** begin **

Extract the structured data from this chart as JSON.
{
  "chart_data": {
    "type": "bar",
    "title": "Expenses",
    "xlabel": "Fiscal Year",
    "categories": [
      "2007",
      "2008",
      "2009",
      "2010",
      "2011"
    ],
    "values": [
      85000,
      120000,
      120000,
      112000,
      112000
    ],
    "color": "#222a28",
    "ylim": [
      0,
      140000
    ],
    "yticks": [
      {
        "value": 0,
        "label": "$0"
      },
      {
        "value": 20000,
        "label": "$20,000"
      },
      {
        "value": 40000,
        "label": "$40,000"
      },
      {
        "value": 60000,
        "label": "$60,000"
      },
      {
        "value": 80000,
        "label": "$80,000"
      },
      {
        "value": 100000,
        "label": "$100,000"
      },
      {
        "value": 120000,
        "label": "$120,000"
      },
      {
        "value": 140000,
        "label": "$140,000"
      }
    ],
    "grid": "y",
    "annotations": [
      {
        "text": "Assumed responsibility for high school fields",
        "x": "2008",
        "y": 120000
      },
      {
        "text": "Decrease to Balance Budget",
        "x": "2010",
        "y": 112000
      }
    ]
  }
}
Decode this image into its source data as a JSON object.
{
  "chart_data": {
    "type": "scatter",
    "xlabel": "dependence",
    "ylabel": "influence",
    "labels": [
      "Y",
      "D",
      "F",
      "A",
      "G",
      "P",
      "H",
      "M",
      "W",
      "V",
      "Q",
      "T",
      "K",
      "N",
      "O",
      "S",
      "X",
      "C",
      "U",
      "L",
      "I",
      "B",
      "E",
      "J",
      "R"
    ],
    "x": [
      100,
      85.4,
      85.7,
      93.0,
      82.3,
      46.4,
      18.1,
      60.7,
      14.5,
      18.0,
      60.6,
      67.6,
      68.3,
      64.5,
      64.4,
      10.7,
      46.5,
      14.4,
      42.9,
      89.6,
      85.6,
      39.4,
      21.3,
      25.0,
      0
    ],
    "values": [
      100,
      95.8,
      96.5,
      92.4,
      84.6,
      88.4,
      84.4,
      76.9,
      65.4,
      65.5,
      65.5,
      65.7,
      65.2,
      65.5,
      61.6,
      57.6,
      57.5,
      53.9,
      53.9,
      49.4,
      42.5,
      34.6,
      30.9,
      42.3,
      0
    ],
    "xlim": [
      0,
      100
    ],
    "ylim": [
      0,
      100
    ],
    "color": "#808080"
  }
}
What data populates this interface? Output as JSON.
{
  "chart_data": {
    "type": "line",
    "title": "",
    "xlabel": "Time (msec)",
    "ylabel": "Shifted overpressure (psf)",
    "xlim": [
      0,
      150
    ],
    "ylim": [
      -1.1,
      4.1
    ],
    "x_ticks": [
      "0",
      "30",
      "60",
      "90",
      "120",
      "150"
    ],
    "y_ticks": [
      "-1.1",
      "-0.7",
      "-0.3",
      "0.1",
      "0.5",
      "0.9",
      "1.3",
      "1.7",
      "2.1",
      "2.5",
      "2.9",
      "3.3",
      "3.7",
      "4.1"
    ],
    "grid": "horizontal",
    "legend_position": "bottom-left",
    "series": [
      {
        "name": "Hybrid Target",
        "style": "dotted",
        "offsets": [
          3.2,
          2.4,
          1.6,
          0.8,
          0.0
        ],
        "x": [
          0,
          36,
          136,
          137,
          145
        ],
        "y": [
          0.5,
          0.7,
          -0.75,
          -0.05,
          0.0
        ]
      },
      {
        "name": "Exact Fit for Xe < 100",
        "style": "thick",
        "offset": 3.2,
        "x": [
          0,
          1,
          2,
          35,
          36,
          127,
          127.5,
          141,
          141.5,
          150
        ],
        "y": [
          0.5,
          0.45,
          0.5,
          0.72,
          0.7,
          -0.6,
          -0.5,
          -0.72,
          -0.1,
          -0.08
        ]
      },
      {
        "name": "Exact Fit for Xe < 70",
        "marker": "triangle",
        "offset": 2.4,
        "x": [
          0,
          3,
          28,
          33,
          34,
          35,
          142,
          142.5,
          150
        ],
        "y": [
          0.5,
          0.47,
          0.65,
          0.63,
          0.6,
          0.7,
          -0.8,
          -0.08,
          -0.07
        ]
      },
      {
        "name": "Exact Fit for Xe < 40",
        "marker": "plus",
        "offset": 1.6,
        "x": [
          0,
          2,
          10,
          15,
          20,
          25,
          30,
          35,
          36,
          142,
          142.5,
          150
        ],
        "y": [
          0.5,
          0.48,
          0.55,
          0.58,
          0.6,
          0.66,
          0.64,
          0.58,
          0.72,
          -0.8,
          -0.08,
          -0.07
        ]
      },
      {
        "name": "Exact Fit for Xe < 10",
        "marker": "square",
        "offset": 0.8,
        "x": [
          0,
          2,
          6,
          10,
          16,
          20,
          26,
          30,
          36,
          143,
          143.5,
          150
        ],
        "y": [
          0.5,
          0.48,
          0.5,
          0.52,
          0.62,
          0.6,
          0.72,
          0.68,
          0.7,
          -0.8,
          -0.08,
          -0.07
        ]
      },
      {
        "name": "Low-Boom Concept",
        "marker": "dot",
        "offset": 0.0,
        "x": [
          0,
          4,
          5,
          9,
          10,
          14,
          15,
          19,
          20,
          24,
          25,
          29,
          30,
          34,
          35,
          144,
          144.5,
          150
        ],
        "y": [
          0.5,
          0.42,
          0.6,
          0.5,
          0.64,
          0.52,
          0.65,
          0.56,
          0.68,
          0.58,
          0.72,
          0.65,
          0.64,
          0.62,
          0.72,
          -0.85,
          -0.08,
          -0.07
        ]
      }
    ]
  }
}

** end **

*What you have to do*.
Transcribe the full listing above without leaving anything out.

*Full response*.
Extract the structured data from this chart as JSON.
{
  "chart_data": {
    "type": "bar",
    "title": "Expenses",
    "xlabel": "Fiscal Year",
    "categories": [
      "2007",
      "2008",
      "2009",
      "2010",
      "2011"
    ],
    "values": [
      85000,
      120000,
      120000,
      112000,
      112000
    ],
    "color": "#222a28",
    "ylim": [
      0,
      140000
    ],
    "yticks": [
      {
        "value": 0,
        "label": "$0"
      },
      {
        "value": 20000,
        "label": "$20,000"
      },
      {
        "value": 40000,
        "label": "$40,000"
      },
      {
        "value": 60000,
        "label": "$60,000"
      },
      {
        "value": 80000,
        "label": "$80,000"
      },
      {
        "value": 100000,
        "label": "$100,000"
      },
      {
        "value": 120000,
        "label": "$120,000"
      },
      {
        "value": 140000,
        "label": "$140,000"
      }
    ],
    "grid": "y",
    "annotations": [
      {
        "text": "Assumed responsibility for high school fields",
        "x": "2008",
        "y": 120000
      },
      {
        "text": "Decrease to Balance Budget",
        "x": "2010",
        "y": 112000
      }
    ]
  }
}
Decode this image into its source data as a JSON object.
{
  "chart_data": {
    "type": "scatter",
    "xlabel": "dependence",
    "ylabel": "influence",
    "labels": [
      "Y",
      "D",
      "F",
      "A",
      "G",
      "P",
      "H",
      "M",
      "W",
      "V",
      "Q",
      "T",
      "K",
      "N",
      "O",
      "S",
      "X",
      "C",
      "U",
      "L",
      "I",
      "B",
      "E",
      "J",
      "R"
    ],
    "x": [
      100,
      85.4,
      85.7,
      93.0,
      82.3,
      46.4,
      18.1,
      60.7,
      14.5,
      18.0,
      60.6,
      67.6,
      68.3,
      64.5,
      64.4,
      10.7,
      46.5,
      14.4,
      42.9,
      89.6,
      85.6,
      39.4,
      21.3,
      25.0,
      0
    ],
    "values": [
      100,
      95.8,
      96.5,
      92.4,
      84.6,
      88.4,
      84.4,
      76.9,
      65.4,
      65.5,
      65.5,
      65.7,
      65.2,
      65.5,
      61.6,
      57.6,
      57.5,
      53.9,
      53.9,
      49.4,
      42.5,
      34.6,
      30.9,
      42.3,
      0
    ],
    "xlim": [
      0,
      100
    ],
    "ylim": [
      0,
      100
    ],
    "color": "#808080"
  }
}
What data populates this interface? Output as JSON.
{
  "chart_data": {
    "type": "line",
    "title": "",
    "xlabel": "Time (msec)",
    "ylabel": "Shifted overpressure (psf)",
    "xlim": [
      0,
      150
    ],
    "ylim": [
      -1.1,
      4.1
    ],
    "x_ticks": [
      "0",
      "30",
      "60",
      "90",
      "120",
      "150"
    ],
    "y_ticks": [
      "-1.1",
      "-0.7",
      "-0.3",
      "0.1",
      "0.5",
      "0.9",
      "1.3",
      "1.7",
      "2.1",
      "2.5",
      "2.9",
      "3.3",
      "3.7",
      "4.1"
    ],
    "grid": "horizontal",
    "legend_position": "bottom-left",
    "series": [
      {
        "name": "Hybrid Target",
        "style": "dotted",
        "offsets": [
          3.2,
          2.4,
          1.6,
          0.8,
          0.0
        ],
        "x": [
          0,
          36,
          136,
          137,
          145
        ],
        "y": [
          0.5,
          0.7,
          -0.75,
          -0.05,
          0.0
        ]
      },
      {
        "name": "Exact Fit for Xe < 100",
        "style": "thick",
        "offset": 3.2,
        "x": [
          0,
          1,
          2,
          35,
          36,
          127,
          127.5,
          141,
          141.5,
          150
        ],
        "y": [
          0.5,
          0.45,
          0.5,
          0.72,
          0.7,
          -0.6,
          -0.5,
          -0.72,
          -0.1,
          -0.08
        ]
      },
      {
        "name": "Exact Fit for Xe < 70",
        "marker": "triangle",
        "offset": 2.4,
        "x": [
          0,
          3,
          28,
          33,
          34,
          35,
          142,
          142.5,
          150
        ],
        "y": [
          0.5,
          0.47,
          0.65,
          0.63,
          0.6,
          0.7,
          -0.8,
          -0.08,
          -0.07
        ]
      },
      {
        "name": "Exact Fit for Xe < 40",
        "marker": "plus",
        "offset": 1.6,
        "x": [
          0,
          2,
          10,
          15,
          20,
          25,
          30,
          35,
          36,
          142,
          142.5,
          150
        ],
        "y": [
          0.5,
          0.48,
          0.55,
          0.58,
          0.6,
          0.66,
          0.64,
          0.58,
          0.72,
          -0.8,
          -0.08,
          -0.07
        ]
      },
      {
        "name": "Exact Fit for Xe < 10",
        "marker": "square",
        "offset": 0.8,
        "x": [
          0,
          2,
          6,
          10,
          16,
          20,
          26,
          30,
          36,
          143,
          143.5,
          150
        ],
        "y": [
          0.5,
          0.48,
          0.5,
          0.52,
          0.62,
          0.6,
          0.72,
          0.68,
          0.7,
          -0.8,
          -0.08,
          -0.07
        ]
      },
      {
        "name": "Low-Boom Concept",
        "marker": "dot",
        "offset": 0.0,
        "x": [
          0,
          4,
          5,
          9,
          10,
          14,
          15,
          19,
          20,
          24,
          25,
          29,
          30,
          34,
          35,
          144,
          144.5,
          150
        ],
        "y": [
          0.5,
          0.42,
          0.6,
          0.5,
          0.64,
          0.52,
          0.65,
          0.56,
          0.68,
          0.58,
          0.72,
          0.65,
          0.64,
          0.62,
          0.72,
          -0.85,
          -0.08,
          -0.07
        ]
      }
    ]
  }
}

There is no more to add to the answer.